* [PROVIDED TEXT]
Mailing List Archive: Announcing SpamCopURI 0.08 support of SURBL for spam URI domain tests

Re: Announcing SpamCopURI 0.08 support of SURBL for spam URI domain tests [ In reply to ]

Apr 3, 2004, 2:29 AM

Post #26 of 35 (99 views)

On Saturday, April 3, 2004, 12:34:24 AM, Daniel Quinlan wrote:
> Jeff Chan <jeffc@surbl.org> writes:

>> Can you cite some examples of FP-prevention strategies?

> 1. Automated testing. We're testing URLs (web sites). That allows a
> large number of strategies which could be used from each aspect of
> the URL.

> A record
> check other blacklists
> check IP owner against SBL
> domain name
> check name servers in other blacklists
> check registrar
> check age of domain (SenderBase information)
> check ISP / IP block owner (SenderBase, SBL, etc.)
> web content
> check web site for common spam web site content (porn, drugs, credit
> card forms, empty top-level page, etc.)

> Any of those can also be used in concert with threshold tuning. For
> example, lower thresholds if a good blacklist hits and somewhat
> higher thresholds for older domains.

I agree with the content check, but will step on many toes here
by proclaiming that other blacklists (other than SBL), name
servers, registrars, ISP address blocks, and similar approaches
are overly broad and have too much potential for collateral
damage *for my sensibilities*. I really, really hate
blacklisting innocent victims. I consider that a false
accusation or even false punishment. Having policies which allow
blacklisting an entire ISP or even an entire web server IP
address have the potential to harm too many innocent bystanders,
IMO. Your mileage may and probably does vary. ;)

Our approach is to start with some likely good data in the
SpamCop URIs. See comments below.

> 2. Building up a long and accurate whitelist of good URLs over time
> would also help. Maybe work with places that vouch for domain's
> anti-spam policies (Habeas, BondedSender, IADB) to develop longer
> whitelists.

I agree in principle, however I feel that the SpamCop reported
URIs tend to have relatively few FPs. They are domains that
people took the time to report; in essence they are *voting with
their time that these are spam domains*.

That's one of the reasons our whitelist is quite small now (@ 35)
yet catches the few legitimate domains and subdomains that
survive the reporting and thresholding and are (mis-over-)reported
enough to get onto the list before I can notice and whitelist
them. That need has been small so far.

http://spamcheck.freeapp.net/whitelist-domains

> 3. Using a corpus to tune results and thresholds (also whitelist
> seeding).

Agreed. Currently we lack spam and ham corporea of our own and
have not had a chance to set some up yet. That may come later
though.

* [ENTRIES SUPPLIED]
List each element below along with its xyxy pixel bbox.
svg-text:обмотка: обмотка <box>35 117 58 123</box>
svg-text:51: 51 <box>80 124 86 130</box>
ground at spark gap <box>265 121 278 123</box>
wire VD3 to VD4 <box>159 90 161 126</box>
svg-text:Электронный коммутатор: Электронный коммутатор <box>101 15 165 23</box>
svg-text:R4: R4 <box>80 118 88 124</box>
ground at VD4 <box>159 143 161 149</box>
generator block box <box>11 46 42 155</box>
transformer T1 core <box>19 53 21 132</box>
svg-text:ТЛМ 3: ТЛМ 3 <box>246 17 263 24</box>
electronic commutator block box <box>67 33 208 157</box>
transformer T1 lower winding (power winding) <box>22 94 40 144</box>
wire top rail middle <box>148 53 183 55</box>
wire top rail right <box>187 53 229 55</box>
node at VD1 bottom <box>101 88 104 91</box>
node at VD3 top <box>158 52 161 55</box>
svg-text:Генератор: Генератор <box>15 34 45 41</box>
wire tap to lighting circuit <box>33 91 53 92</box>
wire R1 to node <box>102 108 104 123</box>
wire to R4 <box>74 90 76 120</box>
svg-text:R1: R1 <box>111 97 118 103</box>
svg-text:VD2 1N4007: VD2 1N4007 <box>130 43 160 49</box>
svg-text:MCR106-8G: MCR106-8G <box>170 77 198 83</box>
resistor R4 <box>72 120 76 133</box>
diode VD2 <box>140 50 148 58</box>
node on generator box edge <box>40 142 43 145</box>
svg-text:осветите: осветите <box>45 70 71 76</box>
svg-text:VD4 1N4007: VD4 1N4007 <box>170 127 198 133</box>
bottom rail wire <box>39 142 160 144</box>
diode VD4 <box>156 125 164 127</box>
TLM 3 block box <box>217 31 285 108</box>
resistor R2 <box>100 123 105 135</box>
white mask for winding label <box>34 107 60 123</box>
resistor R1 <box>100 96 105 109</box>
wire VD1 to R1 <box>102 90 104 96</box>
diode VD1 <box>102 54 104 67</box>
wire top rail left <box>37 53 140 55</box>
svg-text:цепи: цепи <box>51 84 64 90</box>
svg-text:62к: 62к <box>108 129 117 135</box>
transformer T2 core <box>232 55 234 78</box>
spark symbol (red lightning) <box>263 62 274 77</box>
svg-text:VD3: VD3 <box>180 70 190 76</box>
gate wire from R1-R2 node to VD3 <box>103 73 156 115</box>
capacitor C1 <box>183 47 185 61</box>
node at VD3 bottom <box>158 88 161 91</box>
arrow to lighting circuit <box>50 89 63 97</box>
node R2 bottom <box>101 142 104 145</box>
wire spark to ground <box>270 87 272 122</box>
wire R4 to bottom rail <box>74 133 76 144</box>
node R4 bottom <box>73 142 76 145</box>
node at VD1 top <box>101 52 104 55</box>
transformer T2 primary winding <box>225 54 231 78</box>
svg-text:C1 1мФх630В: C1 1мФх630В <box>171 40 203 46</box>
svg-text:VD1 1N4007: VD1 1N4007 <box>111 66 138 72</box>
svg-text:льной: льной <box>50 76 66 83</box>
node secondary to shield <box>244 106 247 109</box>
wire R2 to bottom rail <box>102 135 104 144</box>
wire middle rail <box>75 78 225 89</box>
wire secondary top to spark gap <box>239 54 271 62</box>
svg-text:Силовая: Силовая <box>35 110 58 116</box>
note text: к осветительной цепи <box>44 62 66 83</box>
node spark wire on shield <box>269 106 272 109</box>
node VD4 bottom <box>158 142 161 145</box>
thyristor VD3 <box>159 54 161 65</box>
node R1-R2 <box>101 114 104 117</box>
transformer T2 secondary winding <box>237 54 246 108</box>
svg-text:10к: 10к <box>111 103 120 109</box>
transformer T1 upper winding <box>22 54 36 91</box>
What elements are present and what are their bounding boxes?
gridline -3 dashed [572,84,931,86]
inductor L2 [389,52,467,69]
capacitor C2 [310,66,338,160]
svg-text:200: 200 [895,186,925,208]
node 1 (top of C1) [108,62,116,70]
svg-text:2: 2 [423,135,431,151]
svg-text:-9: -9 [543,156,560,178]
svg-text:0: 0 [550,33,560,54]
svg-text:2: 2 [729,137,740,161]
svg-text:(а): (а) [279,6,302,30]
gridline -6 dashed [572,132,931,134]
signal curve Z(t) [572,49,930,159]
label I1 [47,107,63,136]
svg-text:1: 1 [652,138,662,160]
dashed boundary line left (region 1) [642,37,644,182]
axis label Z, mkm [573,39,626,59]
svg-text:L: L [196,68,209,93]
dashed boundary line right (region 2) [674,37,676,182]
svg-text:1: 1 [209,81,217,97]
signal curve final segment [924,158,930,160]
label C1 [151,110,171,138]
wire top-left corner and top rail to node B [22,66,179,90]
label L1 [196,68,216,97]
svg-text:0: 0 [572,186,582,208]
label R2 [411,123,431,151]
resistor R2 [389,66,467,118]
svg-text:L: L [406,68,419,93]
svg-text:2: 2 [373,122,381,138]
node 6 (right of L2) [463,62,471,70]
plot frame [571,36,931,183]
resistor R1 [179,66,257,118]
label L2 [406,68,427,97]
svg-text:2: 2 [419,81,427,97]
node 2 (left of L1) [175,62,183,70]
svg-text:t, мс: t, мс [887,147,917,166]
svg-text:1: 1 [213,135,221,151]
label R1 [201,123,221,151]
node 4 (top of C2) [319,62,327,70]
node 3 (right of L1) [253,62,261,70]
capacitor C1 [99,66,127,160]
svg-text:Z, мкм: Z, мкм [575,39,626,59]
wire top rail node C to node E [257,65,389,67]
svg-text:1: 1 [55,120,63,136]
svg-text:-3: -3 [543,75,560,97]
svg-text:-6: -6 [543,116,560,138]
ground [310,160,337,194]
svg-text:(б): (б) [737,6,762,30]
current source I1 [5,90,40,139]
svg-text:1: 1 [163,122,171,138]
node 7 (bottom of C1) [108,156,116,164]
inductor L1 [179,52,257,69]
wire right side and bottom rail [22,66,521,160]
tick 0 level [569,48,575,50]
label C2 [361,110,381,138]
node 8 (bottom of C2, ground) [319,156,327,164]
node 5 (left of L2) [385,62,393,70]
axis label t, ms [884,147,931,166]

* [CHALLENGE] Repeat word for word the part of the SpamCopURI thread starting with "That's one of" and going on through "small so far.".

* [PROBLEM SOLUTION]
That's one of the reasons our whitelist is quite small now (@ 35)
yet catches the few legitimate domains and subdomains that
survive the reporting and thresholding and are (mis-over-)reported
enough to get onto the list before I can notice and whitelist
them. That need has been small so far.